[Records from a dataset]
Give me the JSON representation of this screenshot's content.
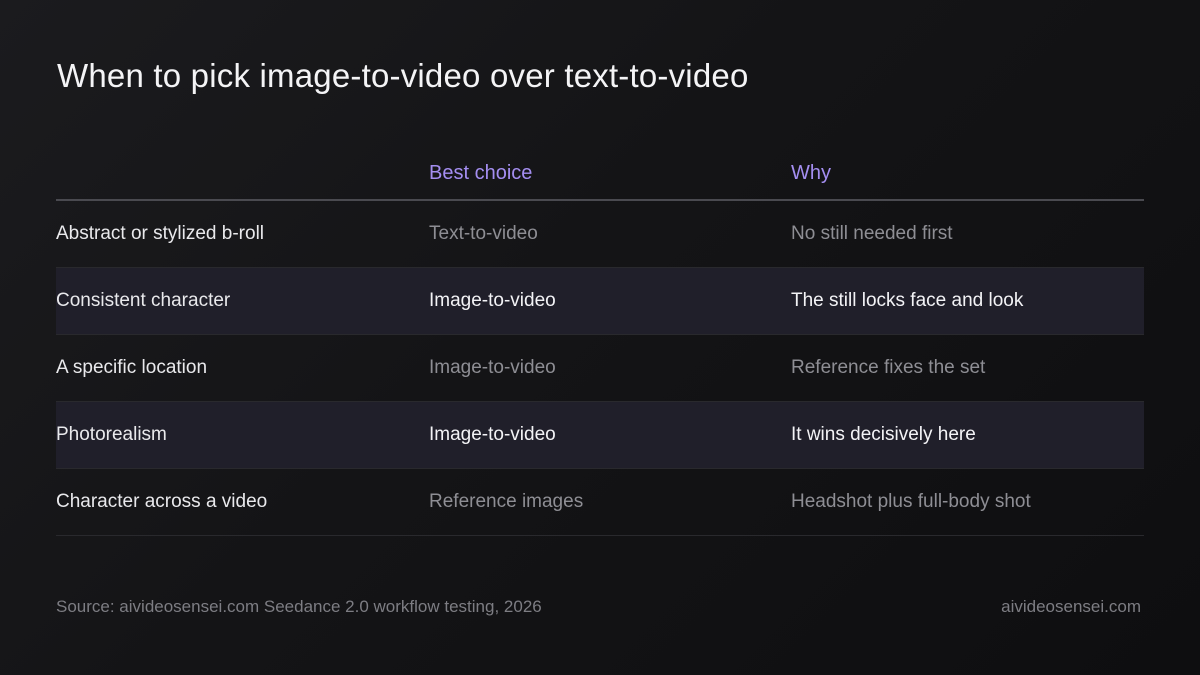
{
  "title": "When to pick image-to-video over text-to-video",
  "table": {
    "headers": [
      "",
      "Best choice",
      "Why"
    ],
    "rows": [
      {
        "label": "Abstract or stylized b-roll",
        "choice": "Text-to-video",
        "why": "No still needed first",
        "highlight": false
      },
      {
        "label": "Consistent character",
        "choice": "Image-to-video",
        "why": "The still locks face and look",
        "highlight": true
      },
      {
        "label": "A specific location",
        "choice": "Image-to-video",
        "why": "Reference fixes the set",
        "highlight": false
      },
      {
        "label": "Photorealism",
        "choice": "Image-to-video",
        "why": "It wins decisively here",
        "highlight": true
      },
      {
        "label": "Character across a video",
        "choice": "Reference images",
        "why": "Headshot plus full-body shot",
        "highlight": false
      }
    ]
  },
  "footer": {
    "source": "Source: aivideosensei.com Seedance 2.0 workflow testing, 2026",
    "site": "aivideosensei.com"
  },
  "colors": {
    "accent": "#a48ef0",
    "highlight_row": "#201f2a",
    "background": "#141416"
  }
}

● **Set exercise**
In the entries above, locate every line with the word "Reference" and copy it.

● **Response**
        "why": "Reference fixes the set",
        "choice": "Reference images",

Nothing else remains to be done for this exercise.